#### [Task data]

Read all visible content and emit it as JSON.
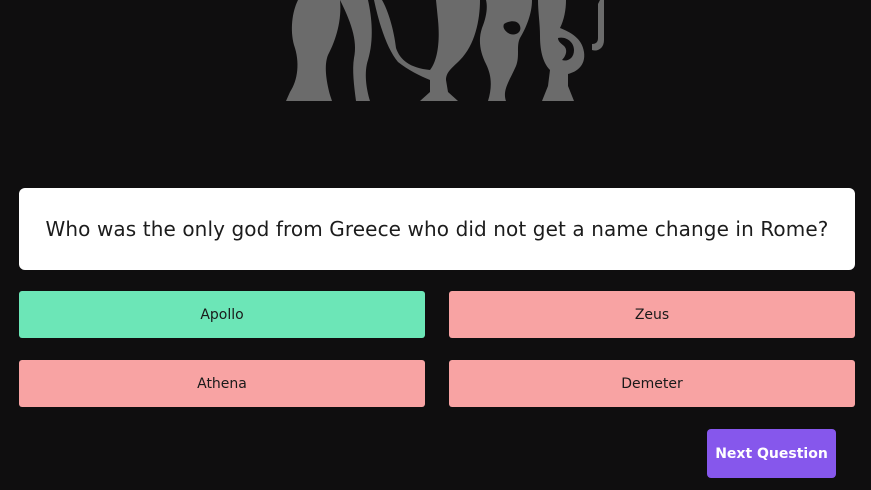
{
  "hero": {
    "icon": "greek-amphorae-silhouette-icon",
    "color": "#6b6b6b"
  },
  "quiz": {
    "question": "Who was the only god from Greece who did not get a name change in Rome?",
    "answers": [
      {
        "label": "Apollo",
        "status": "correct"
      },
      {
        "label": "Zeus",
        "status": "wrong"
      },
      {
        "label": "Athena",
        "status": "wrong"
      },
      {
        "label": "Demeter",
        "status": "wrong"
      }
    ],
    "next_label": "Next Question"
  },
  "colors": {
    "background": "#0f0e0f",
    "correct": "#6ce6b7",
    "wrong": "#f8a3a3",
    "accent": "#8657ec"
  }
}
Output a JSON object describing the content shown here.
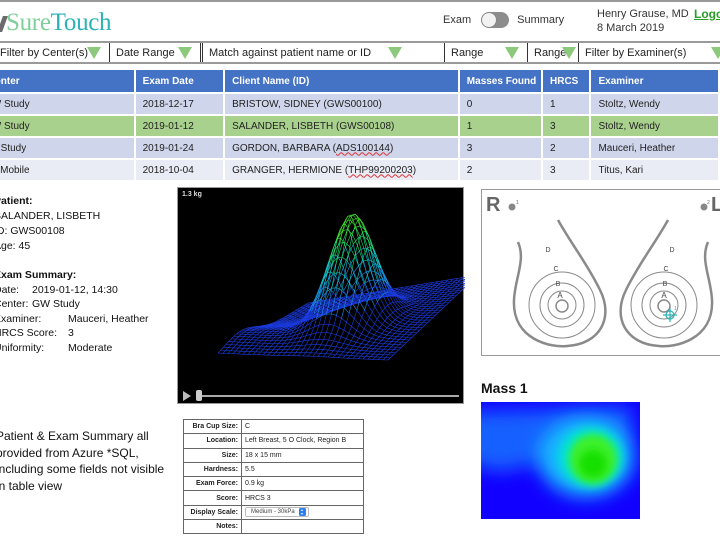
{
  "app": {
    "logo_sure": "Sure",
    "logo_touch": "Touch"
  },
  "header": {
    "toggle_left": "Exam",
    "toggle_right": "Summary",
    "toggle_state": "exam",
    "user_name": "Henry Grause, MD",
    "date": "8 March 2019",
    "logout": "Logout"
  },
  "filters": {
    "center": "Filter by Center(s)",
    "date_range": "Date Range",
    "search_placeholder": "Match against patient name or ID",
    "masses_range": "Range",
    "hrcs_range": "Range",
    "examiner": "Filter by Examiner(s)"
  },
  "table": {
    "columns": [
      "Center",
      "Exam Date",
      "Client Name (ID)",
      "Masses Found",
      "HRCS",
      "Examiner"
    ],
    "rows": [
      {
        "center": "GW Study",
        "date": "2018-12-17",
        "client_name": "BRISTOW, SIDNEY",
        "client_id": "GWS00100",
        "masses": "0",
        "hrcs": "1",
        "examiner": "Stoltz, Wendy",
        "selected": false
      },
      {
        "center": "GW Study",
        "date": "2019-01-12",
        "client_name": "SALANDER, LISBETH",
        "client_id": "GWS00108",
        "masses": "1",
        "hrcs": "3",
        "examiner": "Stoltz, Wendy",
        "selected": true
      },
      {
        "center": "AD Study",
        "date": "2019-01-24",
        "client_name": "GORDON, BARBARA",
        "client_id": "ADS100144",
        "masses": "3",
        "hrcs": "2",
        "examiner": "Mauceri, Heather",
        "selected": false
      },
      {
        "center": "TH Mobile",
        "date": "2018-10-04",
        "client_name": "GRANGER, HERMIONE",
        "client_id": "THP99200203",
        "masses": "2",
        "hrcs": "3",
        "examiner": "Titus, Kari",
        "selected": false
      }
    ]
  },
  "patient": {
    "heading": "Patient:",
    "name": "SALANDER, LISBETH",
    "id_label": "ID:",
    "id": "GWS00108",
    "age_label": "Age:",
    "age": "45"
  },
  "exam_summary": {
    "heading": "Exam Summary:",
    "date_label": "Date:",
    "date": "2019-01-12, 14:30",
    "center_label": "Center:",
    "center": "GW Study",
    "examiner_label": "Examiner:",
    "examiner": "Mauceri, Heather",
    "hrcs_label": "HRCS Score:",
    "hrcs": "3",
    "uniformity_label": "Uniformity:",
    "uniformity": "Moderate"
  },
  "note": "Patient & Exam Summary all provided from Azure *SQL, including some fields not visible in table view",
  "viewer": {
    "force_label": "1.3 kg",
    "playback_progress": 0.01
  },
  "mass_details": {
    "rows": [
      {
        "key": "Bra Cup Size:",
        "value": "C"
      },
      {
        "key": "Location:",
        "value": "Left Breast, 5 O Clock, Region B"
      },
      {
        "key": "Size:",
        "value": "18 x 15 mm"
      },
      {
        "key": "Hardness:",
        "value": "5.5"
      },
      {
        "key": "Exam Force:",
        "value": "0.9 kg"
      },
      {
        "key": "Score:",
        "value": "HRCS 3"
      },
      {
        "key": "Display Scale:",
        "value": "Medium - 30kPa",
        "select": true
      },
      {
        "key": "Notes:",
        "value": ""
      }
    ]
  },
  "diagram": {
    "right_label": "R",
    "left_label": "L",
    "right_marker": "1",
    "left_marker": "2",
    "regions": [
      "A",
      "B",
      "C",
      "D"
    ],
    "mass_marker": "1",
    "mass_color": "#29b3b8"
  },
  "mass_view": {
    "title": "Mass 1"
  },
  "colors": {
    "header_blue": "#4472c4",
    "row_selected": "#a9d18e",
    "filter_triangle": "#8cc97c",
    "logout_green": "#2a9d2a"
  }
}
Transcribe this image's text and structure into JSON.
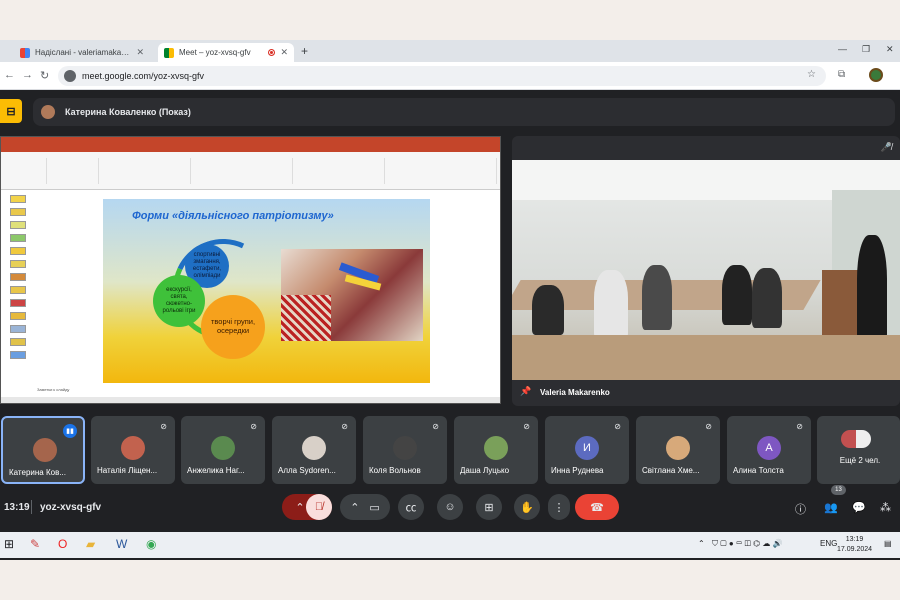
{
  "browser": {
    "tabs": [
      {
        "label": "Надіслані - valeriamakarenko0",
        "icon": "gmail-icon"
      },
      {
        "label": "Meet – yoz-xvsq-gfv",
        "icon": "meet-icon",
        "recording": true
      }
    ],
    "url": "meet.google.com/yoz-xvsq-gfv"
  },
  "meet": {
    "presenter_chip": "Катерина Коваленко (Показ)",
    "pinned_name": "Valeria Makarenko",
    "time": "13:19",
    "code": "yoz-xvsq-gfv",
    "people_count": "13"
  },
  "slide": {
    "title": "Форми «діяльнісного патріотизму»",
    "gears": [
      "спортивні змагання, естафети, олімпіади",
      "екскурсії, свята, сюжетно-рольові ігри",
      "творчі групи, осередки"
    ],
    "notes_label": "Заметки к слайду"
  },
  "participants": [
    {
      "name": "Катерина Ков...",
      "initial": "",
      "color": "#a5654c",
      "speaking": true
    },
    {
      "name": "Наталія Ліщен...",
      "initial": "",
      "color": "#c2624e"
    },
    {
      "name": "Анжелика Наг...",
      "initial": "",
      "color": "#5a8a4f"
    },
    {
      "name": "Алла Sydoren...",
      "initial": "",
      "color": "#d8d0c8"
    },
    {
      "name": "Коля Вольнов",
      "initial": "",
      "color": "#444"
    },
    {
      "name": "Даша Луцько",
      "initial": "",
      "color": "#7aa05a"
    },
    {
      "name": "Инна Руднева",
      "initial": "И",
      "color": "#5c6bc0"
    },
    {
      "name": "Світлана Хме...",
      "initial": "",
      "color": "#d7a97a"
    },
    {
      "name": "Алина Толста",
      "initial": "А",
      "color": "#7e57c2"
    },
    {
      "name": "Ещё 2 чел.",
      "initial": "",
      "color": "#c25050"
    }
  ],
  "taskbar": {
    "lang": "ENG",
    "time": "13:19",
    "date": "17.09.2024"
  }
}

#### [Written exercise]
Copy each line above precisely, dropping the pictures.

#### [The solution]
Read all visible content and emit it as JSON.
{
  "hero": {
    "icon": "greek-amphorae-silhouette-icon",
    "color": "#6b6b6b"
  },
  "quiz": {
    "question": "Who was the only god from Greece who did not get a name change in Rome?",
    "answers": [
      {
        "label": "Apollo",
        "status": "correct"
      },
      {
        "label": "Zeus",
        "status": "wrong"
      },
      {
        "label": "Athena",
        "status": "wrong"
      },
      {
        "label": "Demeter",
        "status": "wrong"
      }
    ],
    "next_label": "Next Question"
  },
  "colors": {
    "background": "#0f0e0f",
    "correct": "#6ce6b7",
    "wrong": "#f8a3a3",
    "accent": "#8657ec"
  }
}
Output a JSON object describing the content shown here.
{
  "app": {
    "logo_sure": "Sure",
    "logo_touch": "Touch"
  },
  "header": {
    "toggle_left": "Exam",
    "toggle_right": "Summary",
    "toggle_state": "exam",
    "user_name": "Henry Grause, MD",
    "date": "8 March 2019",
    "logout": "Logout"
  },
  "filters": {
    "center": "Filter by Center(s)",
    "date_range": "Date Range",
    "search_placeholder": "Match against patient name or ID",
    "masses_range": "Range",
    "hrcs_range": "Range",
    "examiner": "Filter by Examiner(s)"
  },
  "table": {
    "columns": [
      "Center",
      "Exam Date",
      "Client Name (ID)",
      "Masses Found",
      "HRCS",
      "Examiner"
    ],
    "rows": [
      {
        "center": "GW Study",
        "date": "2018-12-17",
        "client_name": "BRISTOW, SIDNEY",
        "client_id": "GWS00100",
        "masses": "0",
        "hrcs": "1",
        "examiner": "Stoltz, Wendy",
        "selected": false
      },
      {
        "center": "GW Study",
        "date": "2019-01-12",
        "client_name": "SALANDER, LISBETH",
        "client_id": "GWS00108",
        "masses": "1",
        "hrcs": "3",
        "examiner": "Stoltz, Wendy",
        "selected": true
      },
      {
        "center": "AD Study",
        "date": "2019-01-24",
        "client_name": "GORDON, BARBARA",
        "client_id": "ADS100144",
        "masses": "3",
        "hrcs": "2",
        "examiner": "Mauceri, Heather",
        "selected": false
      },
      {
        "center": "TH Mobile",
        "date": "2018-10-04",
        "client_name": "GRANGER, HERMIONE",
        "client_id": "THP99200203",
        "masses": "2",
        "hrcs": "3",
        "examiner": "Titus, Kari",
        "selected": false
      }
    ]
  },
  "patient": {
    "heading": "Patient:",
    "name": "SALANDER, LISBETH",
    "id_label": "ID:",
    "id": "GWS00108",
    "age_label": "Age:",
    "age": "45"
  },
  "exam_summary": {
    "heading": "Exam Summary:",
    "date_label": "Date:",
    "date": "2019-01-12, 14:30",
    "center_label": "Center:",
    "center": "GW Study",
    "examiner_label": "Examiner:",
    "examiner": "Mauceri, Heather",
    "hrcs_label": "HRCS Score:",
    "hrcs": "3",
    "uniformity_label": "Uniformity:",
    "uniformity": "Moderate"
  },
  "note": "Patient & Exam Summary all provided from Azure *SQL, including some fields not visible in table view",
  "viewer": {
    "force_label": "1.3 kg",
    "playback_progress": 0.01
  },
  "mass_details": {
    "rows": [
      {
        "key": "Bra Cup Size:",
        "value": "C"
      },
      {
        "key": "Location:",
        "value": "Left Breast, 5 O Clock, Region B"
      },
      {
        "key": "Size:",
        "value": "18 x 15 mm"
      },
      {
        "key": "Hardness:",
        "value": "5.5"
      },
      {
        "key": "Exam Force:",
        "value": "0.9 kg"
      },
      {
        "key": "Score:",
        "value": "HRCS 3"
      },
      {
        "key": "Display Scale:",
        "value": "Medium - 30kPa",
        "select": true
      },
      {
        "key": "Notes:",
        "value": ""
      }
    ]
  },
  "diagram": {
    "right_label": "R",
    "left_label": "L",
    "right_marker": "1",
    "left_marker": "2",
    "regions": [
      "A",
      "B",
      "C",
      "D"
    ],
    "mass_marker": "1",
    "mass_color": "#29b3b8"
  },
  "mass_view": {
    "title": "Mass 1"
  },
  "colors": {
    "header_blue": "#4472c4",
    "row_selected": "#a9d18e",
    "filter_triangle": "#8cc97c",
    "logout_green": "#2a9d2a"
  }
}
Transcribe this image's text and structure into JSON.
{
  "browser": {
    "tabs": [
      {
        "label": "Надіслані - valeriamakarenko0",
        "icon": "gmail-icon"
      },
      {
        "label": "Meet – yoz-xvsq-gfv",
        "icon": "meet-icon",
        "recording": true
      }
    ],
    "url": "meet.google.com/yoz-xvsq-gfv"
  },
  "meet": {
    "presenter_chip": "Катерина Коваленко (Показ)",
    "pinned_name": "Valeria Makarenko",
    "time": "13:19",
    "code": "yoz-xvsq-gfv",
    "people_count": "13"
  },
  "slide": {
    "title": "Форми «діяльнісного патріотизму»",
    "gears": [
      "спортивні змагання, естафети, олімпіади",
      "екскурсії, свята, сюжетно-рольові ігри",
      "творчі групи, осередки"
    ],
    "notes_label": "Заметки к слайду"
  },
  "participants": [
    {
      "name": "Катерина Ков...",
      "initial": "",
      "color": "#a5654c",
      "speaking": true
    },
    {
      "name": "Наталія Ліщен...",
      "initial": "",
      "color": "#c2624e"
    },
    {
      "name": "Анжелика Наг...",
      "initial": "",
      "color": "#5a8a4f"
    },
    {
      "name": "Алла Sydoren...",
      "initial": "",
      "color": "#d8d0c8"
    },
    {
      "name": "Коля Вольнов",
      "initial": "",
      "color": "#444"
    },
    {
      "name": "Даша Луцько",
      "initial": "",
      "color": "#7aa05a"
    },
    {
      "name": "Инна Руднева",
      "initial": "И",
      "color": "#5c6bc0"
    },
    {
      "name": "Світлана Хме...",
      "initial": "",
      "color": "#d7a97a"
    },
    {
      "name": "Алина Толста",
      "initial": "А",
      "color": "#7e57c2"
    },
    {
      "name": "Ещё 2 чел.",
      "initial": "",
      "color": "#c25050"
    }
  ],
  "taskbar": {
    "lang": "ENG",
    "time": "13:19",
    "date": "17.09.2024"
  }
}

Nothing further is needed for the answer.